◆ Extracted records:
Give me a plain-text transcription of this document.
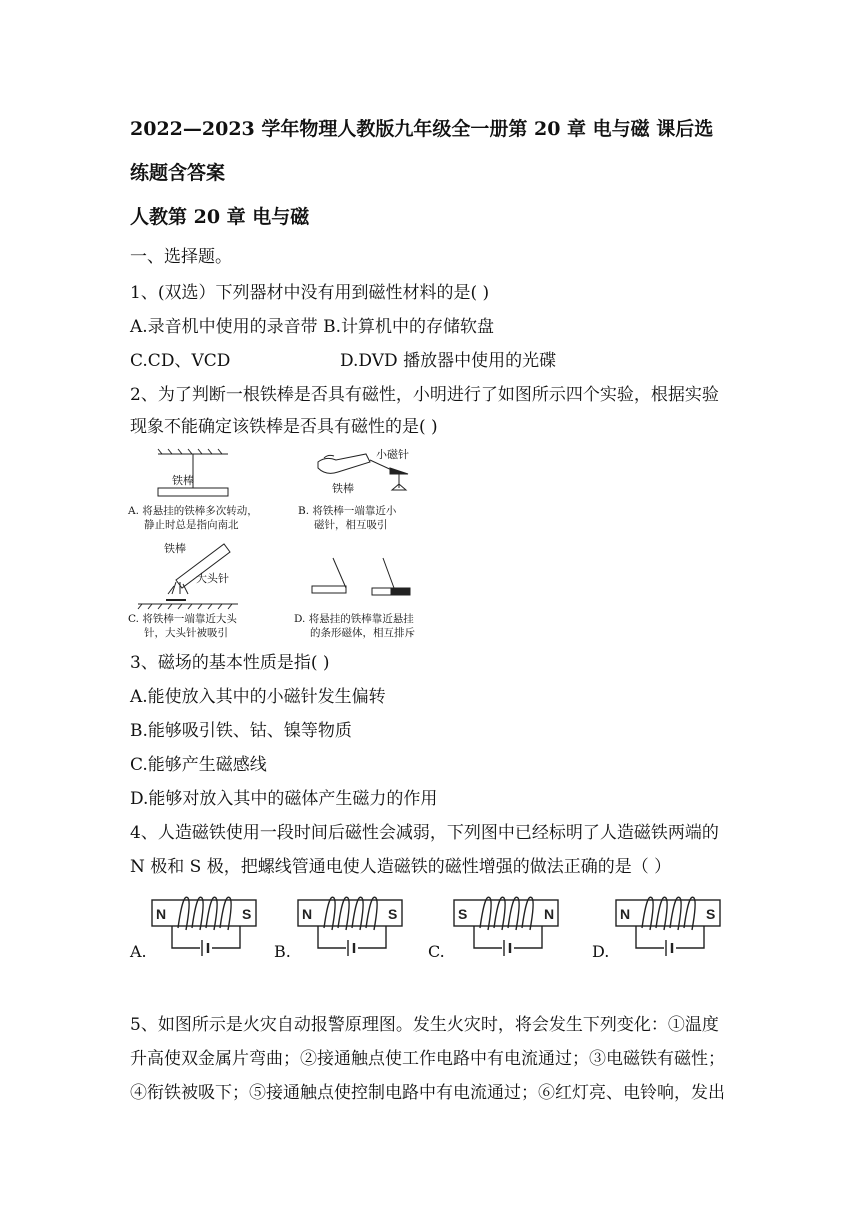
2022—2023 学年物理人教版九年级全一册第 20 章 电与磁 课后选
练题含答案
人教第 20 章 电与磁
一、选择题。
1、(双选）下列器材中没有用到磁性材料的是( )
A.录音机中使用的录音带 B.计算机中的存储软盘
C.CD、VCD	D.DVD 播放器中使用的光碟
2、为了判断一根铁棒是否具有磁性，小明进行了如图所示四个实验，根据实验
现象不能确定该铁棒是否具有磁性的是( )
铁棒
小磁针
铁棒
铁棒
大头针
A. 将悬挂的铁棒多次转动，
静止时总是指向南北
B. 将铁棒一端靠近小
磁针，相互吸引
C. 将铁棒一端靠近大头
针，大头针被吸引
D. 将悬挂的铁棒靠近悬挂
的条形磁体，相互排斥
3、磁场的基本性质是指( )
A.能使放入其中的小磁针发生偏转
B.能够吸引铁、钴、镍等物质
C.能够产生磁感线
D.能够对放入其中的磁体产生磁力的作用
4、人造磁铁使用一段时间后磁性会减弱，下列图中已经标明了人造磁铁两端的
N 极和 S 极，把螺线管通电使人造磁铁的磁性增强的做法正确的是（ ）
A.
N	S
B.
N	S
C.
S	N
D.
N	S
5、如图所示是火灾自动报警原理图。发生火灾时，将会发生下列变化：①温度
升高使双金属片弯曲；②接通触点使工作电路中有电流通过；③电磁铁有磁性；
④衔铁被吸下；⑤接通触点使控制电路中有电流通过；⑥红灯亮、电铃响，发出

◆ What the task requires: Reproduce each entry precisely, dropping only the pictures.

◆ Solution to this problem:
Give me a plain-text transcription of this document.
2022—2023 学年物理人教版九年级全一册第 20 章 电与磁 课后选
练题含答案
人教第 20 章 电与磁
一、选择题。
1、(双选）下列器材中没有用到磁性材料的是( )
A.录音机中使用的录音带 B.计算机中的存储软盘
C.CD、VCD	D.DVD 播放器中使用的光碟
2、为了判断一根铁棒是否具有磁性，小明进行了如图所示四个实验，根据实验
现象不能确定该铁棒是否具有磁性的是( )
铁棒
小磁针
铁棒
铁棒
大头针
A. 将悬挂的铁棒多次转动，
静止时总是指向南北
B. 将铁棒一端靠近小
磁针，相互吸引
C. 将铁棒一端靠近大头
针，大头针被吸引
D. 将悬挂的铁棒靠近悬挂
的条形磁体，相互排斥
3、磁场的基本性质是指( )
A.能使放入其中的小磁针发生偏转
B.能够吸引铁、钴、镍等物质
C.能够产生磁感线
D.能够对放入其中的磁体产生磁力的作用
4、人造磁铁使用一段时间后磁性会减弱，下列图中已经标明了人造磁铁两端的
N 极和 S 极，把螺线管通电使人造磁铁的磁性增强的做法正确的是（ ）
A.
N	S
B.
N	S
C.
S	N
D.
N	S
5、如图所示是火灾自动报警原理图。发生火灾时，将会发生下列变化：①温度
升高使双金属片弯曲；②接通触点使工作电路中有电流通过；③电磁铁有磁性；
④衔铁被吸下；⑤接通触点使控制电路中有电流通过；⑥红灯亮、电铃响，发出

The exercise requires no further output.